## Exercise details
Reproduce the records that follow in full, excluding any picture they contain.

##### Material provided #####

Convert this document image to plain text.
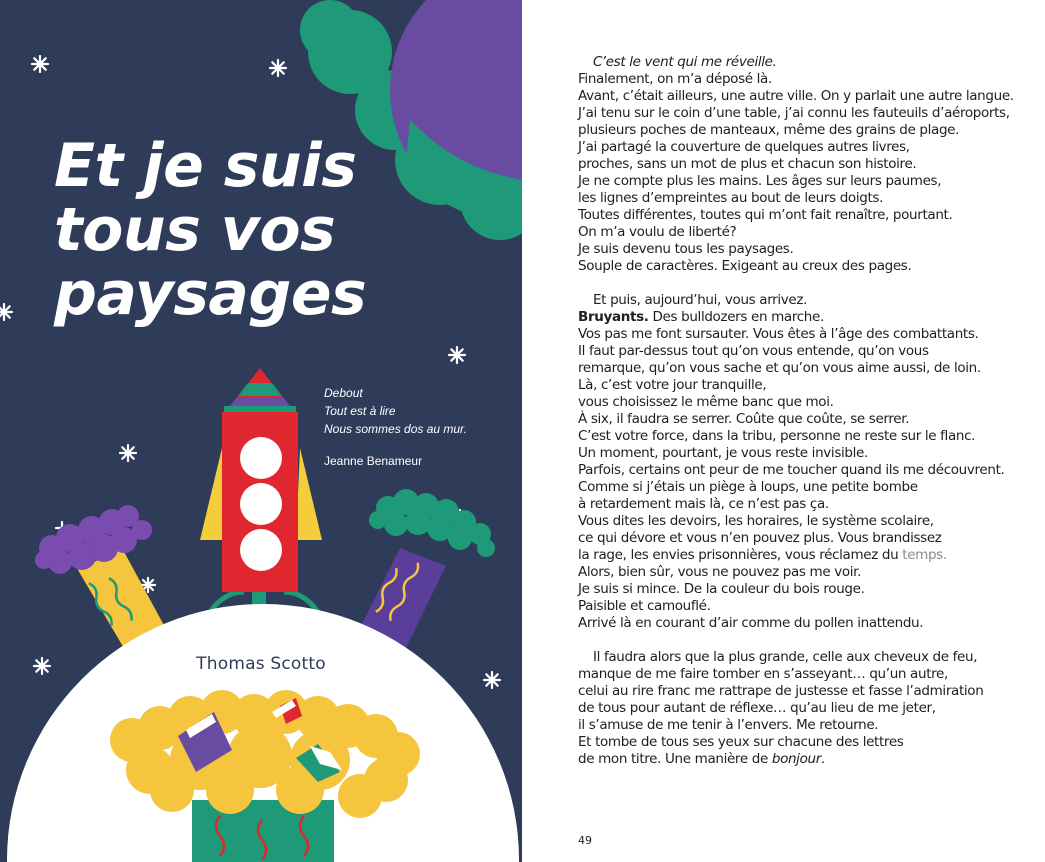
Et je suis
tous vos
paysages
Debout
Tout est à lire
Nous sommes dos au mur.
Jeanne Benameur
Thomas Scotto
C’est le vent qui me réveille.
Finalement, on m’a déposé là.
Avant, c’était ailleurs, une autre ville. On y parlait une autre langue.
J’ai tenu sur le coin d’une table, j’ai connu les fauteuils d’aéroports,
plusieurs poches de manteaux, même des grains de plage.
J’ai partagé la couverture de quelques autres livres,
proches, sans un mot de plus et chacun son histoire.
Je ne compte plus les mains. Les âges sur leurs paumes,
les lignes d’empreintes au bout de leurs doigts.
Toutes différentes, toutes qui m’ont fait renaître, pourtant.
On m’a voulu de liberté?
Je suis devenu tous les paysages.
Souple de caractères. Exigeant au creux des pages.
Et puis, aujourd’hui, vous arrivez.
Bruyants. Des bulldozers en marche.
Vos pas me font sursauter. Vous êtes à l’âge des combattants.
Il faut par-dessus tout qu’on vous entende, qu’on vous
remarque, qu’on vous sache et qu’on vous aime aussi, de loin.
Là, c’est votre jour tranquille,
vous choisissez le même banc que moi.
À six, il faudra se serrer. Coûte que coûte, se serrer.
C’est votre force, dans la tribu, personne ne reste sur le flanc.
Un moment, pourtant, je vous reste invisible.
Parfois, certains ont peur de me toucher quand ils me découvrent.
Comme si j’étais un piège à loups, une petite bombe
à retardement mais là, ce n’est pas ça.
Vous dites les devoirs, les horaires, le système scolaire,
ce qui dévore et vous n’en pouvez plus. Vous brandissez
la rage, les envies prisonnières, vous réclamez du temps.
Alors, bien sûr, vous ne pouvez pas me voir.
Je suis si mince. De la couleur du bois rouge.
Paisible et camouflé.
Arrivé là en courant d’air comme du pollen inattendu.
Il faudra alors que la plus grande, celle aux cheveux de feu,
manque de me faire tomber en s’asseyant… qu’un autre,
celui au rire franc me rattrape de justesse et fasse l’admiration
de tous pour autant de réflexe… qu’au lieu de me jeter,
il s’amuse de me tenir à l’envers. Me retourne.
Et tombe de tous ses yeux sur chacune des lettres
de mon titre. Une manière de bonjour.
49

#####

## Response
Convert this document image to plain text.
Et je suis
tous vos
paysages
Debout
Tout est à lire
Nous sommes dos au mur.
Jeanne Benameur
Thomas Scotto
C’est le vent qui me réveille.
Finalement, on m’a déposé là.
Avant, c’était ailleurs, une autre ville. On y parlait une autre langue.
J’ai tenu sur le coin d’une table, j’ai connu les fauteuils d’aéroports,
plusieurs poches de manteaux, même des grains de plage.
J’ai partagé la couverture de quelques autres livres,
proches, sans un mot de plus et chacun son histoire.
Je ne compte plus les mains. Les âges sur leurs paumes,
les lignes d’empreintes au bout de leurs doigts.
Toutes différentes, toutes qui m’ont fait renaître, pourtant.
On m’a voulu de liberté?
Je suis devenu tous les paysages.
Souple de caractères. Exigeant au creux des pages.
Et puis, aujourd’hui, vous arrivez.
Bruyants. Des bulldozers en marche.
Vos pas me font sursauter. Vous êtes à l’âge des combattants.
Il faut par-dessus tout qu’on vous entende, qu’on vous
remarque, qu’on vous sache et qu’on vous aime aussi, de loin.
Là, c’est votre jour tranquille,
vous choisissez le même banc que moi.
À six, il faudra se serrer. Coûte que coûte, se serrer.
C’est votre force, dans la tribu, personne ne reste sur le flanc.
Un moment, pourtant, je vous reste invisible.
Parfois, certains ont peur de me toucher quand ils me découvrent.
Comme si j’étais un piège à loups, une petite bombe
à retardement mais là, ce n’est pas ça.
Vous dites les devoirs, les horaires, le système scolaire,
ce qui dévore et vous n’en pouvez plus. Vous brandissez
la rage, les envies prisonnières, vous réclamez du temps.
Alors, bien sûr, vous ne pouvez pas me voir.
Je suis si mince. De la couleur du bois rouge.
Paisible et camouflé.
Arrivé là en courant d’air comme du pollen inattendu.
Il faudra alors que la plus grande, celle aux cheveux de feu,
manque de me faire tomber en s’asseyant… qu’un autre,
celui au rire franc me rattrape de justesse et fasse l’admiration
de tous pour autant de réflexe… qu’au lieu de me jeter,
il s’amuse de me tenir à l’envers. Me retourne.
Et tombe de tous ses yeux sur chacune des lettres
de mon titre. Une manière de bonjour.
49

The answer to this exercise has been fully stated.